## TASK DATA
——————————
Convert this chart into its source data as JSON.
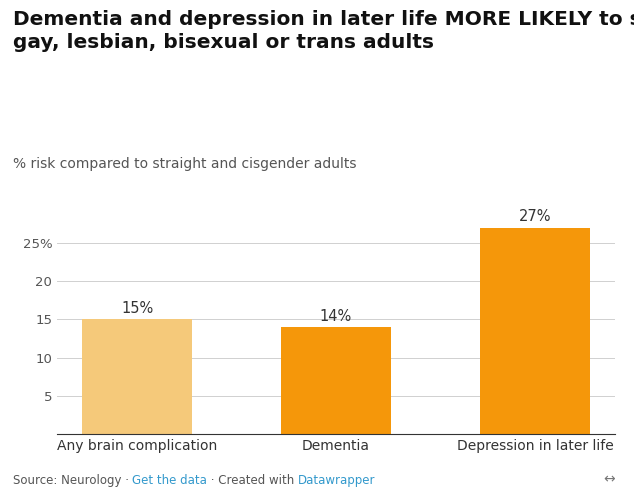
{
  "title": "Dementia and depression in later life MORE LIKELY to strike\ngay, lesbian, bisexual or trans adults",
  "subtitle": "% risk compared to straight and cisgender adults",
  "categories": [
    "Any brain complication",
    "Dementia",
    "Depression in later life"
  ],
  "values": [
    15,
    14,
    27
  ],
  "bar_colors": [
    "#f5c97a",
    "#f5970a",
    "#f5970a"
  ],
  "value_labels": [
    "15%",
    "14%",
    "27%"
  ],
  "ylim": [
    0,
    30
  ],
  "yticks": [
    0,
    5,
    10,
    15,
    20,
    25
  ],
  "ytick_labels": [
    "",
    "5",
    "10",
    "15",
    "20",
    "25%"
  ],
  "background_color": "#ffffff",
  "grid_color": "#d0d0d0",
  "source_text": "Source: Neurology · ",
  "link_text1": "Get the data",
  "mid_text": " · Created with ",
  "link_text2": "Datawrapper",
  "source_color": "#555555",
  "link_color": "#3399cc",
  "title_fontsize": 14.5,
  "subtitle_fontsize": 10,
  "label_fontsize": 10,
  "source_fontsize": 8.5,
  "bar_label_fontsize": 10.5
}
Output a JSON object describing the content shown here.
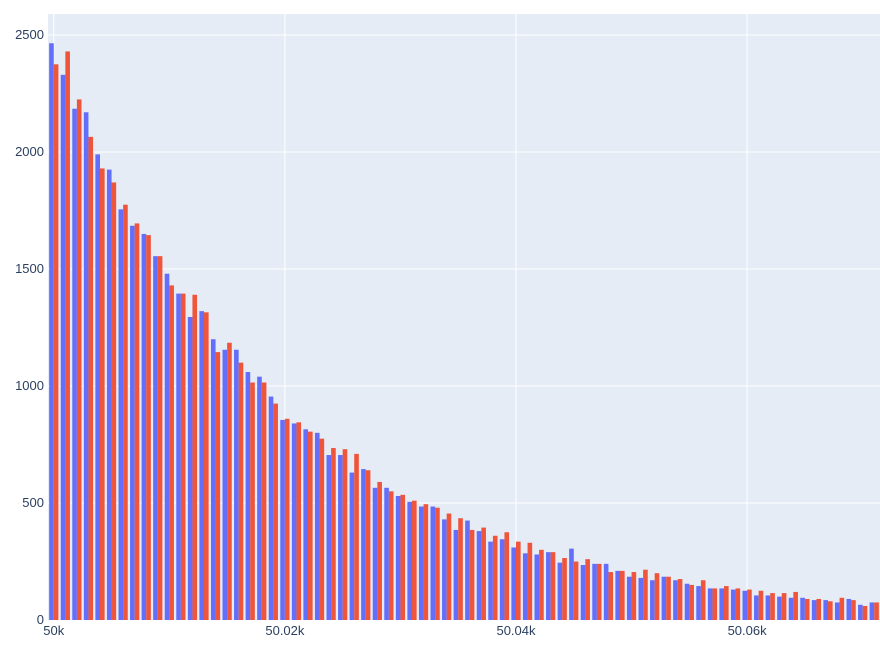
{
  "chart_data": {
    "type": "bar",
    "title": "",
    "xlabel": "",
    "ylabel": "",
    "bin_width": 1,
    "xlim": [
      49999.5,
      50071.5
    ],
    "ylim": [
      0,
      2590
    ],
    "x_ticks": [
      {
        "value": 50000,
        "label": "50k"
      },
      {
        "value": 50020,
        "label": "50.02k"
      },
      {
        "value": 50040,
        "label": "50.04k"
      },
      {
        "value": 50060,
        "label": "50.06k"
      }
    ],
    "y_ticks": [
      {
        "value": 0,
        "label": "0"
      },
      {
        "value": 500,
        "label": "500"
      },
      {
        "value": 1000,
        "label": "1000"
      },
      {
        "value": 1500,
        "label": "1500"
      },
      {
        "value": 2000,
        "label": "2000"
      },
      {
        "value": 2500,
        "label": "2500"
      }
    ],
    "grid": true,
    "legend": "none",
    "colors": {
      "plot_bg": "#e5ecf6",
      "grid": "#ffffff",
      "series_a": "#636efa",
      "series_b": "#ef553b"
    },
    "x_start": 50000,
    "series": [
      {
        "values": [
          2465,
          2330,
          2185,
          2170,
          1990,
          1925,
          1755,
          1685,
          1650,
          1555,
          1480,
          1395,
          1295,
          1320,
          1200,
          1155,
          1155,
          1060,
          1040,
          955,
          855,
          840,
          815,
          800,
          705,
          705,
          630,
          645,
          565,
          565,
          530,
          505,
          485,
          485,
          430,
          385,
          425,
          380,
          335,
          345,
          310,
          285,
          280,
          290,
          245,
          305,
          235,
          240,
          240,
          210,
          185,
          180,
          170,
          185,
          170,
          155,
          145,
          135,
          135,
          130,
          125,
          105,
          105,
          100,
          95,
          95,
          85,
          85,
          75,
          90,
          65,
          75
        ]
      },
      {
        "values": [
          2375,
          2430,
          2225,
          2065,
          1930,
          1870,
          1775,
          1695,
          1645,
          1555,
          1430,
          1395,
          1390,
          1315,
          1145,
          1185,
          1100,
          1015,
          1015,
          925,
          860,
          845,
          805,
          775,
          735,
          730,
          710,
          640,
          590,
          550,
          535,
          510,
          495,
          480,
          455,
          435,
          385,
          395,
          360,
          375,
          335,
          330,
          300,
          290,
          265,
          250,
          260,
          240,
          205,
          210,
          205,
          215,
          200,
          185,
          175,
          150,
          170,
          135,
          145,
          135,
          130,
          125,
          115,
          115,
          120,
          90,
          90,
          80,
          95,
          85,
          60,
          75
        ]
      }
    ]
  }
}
——————————
Go through the entries above and output them exactly, without pictures.

Convert this chart into its source data as JSON.
{
  "title": "Dementia and depression in later life MORE LIKELY to strike\ngay, lesbian, bisexual or trans adults",
  "subtitle": "% risk compared to straight and cisgender adults",
  "categories": [
    "Any brain complication",
    "Dementia",
    "Depression in later life"
  ],
  "values": [
    15,
    14,
    27
  ],
  "bar_colors": [
    "#f5c97a",
    "#f5970a",
    "#f5970a"
  ],
  "value_labels": [
    "15%",
    "14%",
    "27%"
  ],
  "ylim": [
    0,
    30
  ],
  "yticks": [
    0,
    5,
    10,
    15,
    20,
    25
  ],
  "ytick_labels": [
    "",
    "5",
    "10",
    "15",
    "20",
    "25%"
  ],
  "background_color": "#ffffff",
  "grid_color": "#d0d0d0",
  "source_text": "Source: Neurology · ",
  "link_text1": "Get the data",
  "mid_text": " · Created with ",
  "link_text2": "Datawrapper",
  "source_color": "#555555",
  "link_color": "#3399cc",
  "title_fontsize": 14.5,
  "subtitle_fontsize": 10,
  "label_fontsize": 10,
  "source_fontsize": 8.5,
  "bar_label_fontsize": 10.5
}
Output a JSON object describing the content shown here.
{
  "chart_data": {
    "type": "bar",
    "title": "",
    "xlabel": "",
    "ylabel": "",
    "bin_width": 1,
    "xlim": [
      49999.5,
      50071.5
    ],
    "ylim": [
      0,
      2590
    ],
    "x_ticks": [
      {
        "value": 50000,
        "label": "50k"
      },
      {
        "value": 50020,
        "label": "50.02k"
      },
      {
        "value": 50040,
        "label": "50.04k"
      },
      {
        "value": 50060,
        "label": "50.06k"
      }
    ],
    "y_ticks": [
      {
        "value": 0,
        "label": "0"
      },
      {
        "value": 500,
        "label": "500"
      },
      {
        "value": 1000,
        "label": "1000"
      },
      {
        "value": 1500,
        "label": "1500"
      },
      {
        "value": 2000,
        "label": "2000"
      },
      {
        "value": 2500,
        "label": "2500"
      }
    ],
    "grid": true,
    "legend": "none",
    "colors": {
      "plot_bg": "#e5ecf6",
      "grid": "#ffffff",
      "series_a": "#636efa",
      "series_b": "#ef553b"
    },
    "x_start": 50000,
    "series": [
      {
        "values": [
          2465,
          2330,
          2185,
          2170,
          1990,
          1925,
          1755,
          1685,
          1650,
          1555,
          1480,
          1395,
          1295,
          1320,
          1200,
          1155,
          1155,
          1060,
          1040,
          955,
          855,
          840,
          815,
          800,
          705,
          705,
          630,
          645,
          565,
          565,
          530,
          505,
          485,
          485,
          430,
          385,
          425,
          380,
          335,
          345,
          310,
          285,
          280,
          290,
          245,
          305,
          235,
          240,
          240,
          210,
          185,
          180,
          170,
          185,
          170,
          155,
          145,
          135,
          135,
          130,
          125,
          105,
          105,
          100,
          95,
          95,
          85,
          85,
          75,
          90,
          65,
          75
        ]
      },
      {
        "values": [
          2375,
          2430,
          2225,
          2065,
          1930,
          1870,
          1775,
          1695,
          1645,
          1555,
          1430,
          1395,
          1390,
          1315,
          1145,
          1185,
          1100,
          1015,
          1015,
          925,
          860,
          845,
          805,
          775,
          735,
          730,
          710,
          640,
          590,
          550,
          535,
          510,
          495,
          480,
          455,
          435,
          385,
          395,
          360,
          375,
          335,
          330,
          300,
          290,
          265,
          250,
          260,
          240,
          205,
          210,
          205,
          215,
          200,
          185,
          175,
          150,
          170,
          135,
          145,
          135,
          130,
          125,
          115,
          115,
          120,
          90,
          90,
          80,
          95,
          85,
          60,
          75
        ]
      }
    ]
  }
}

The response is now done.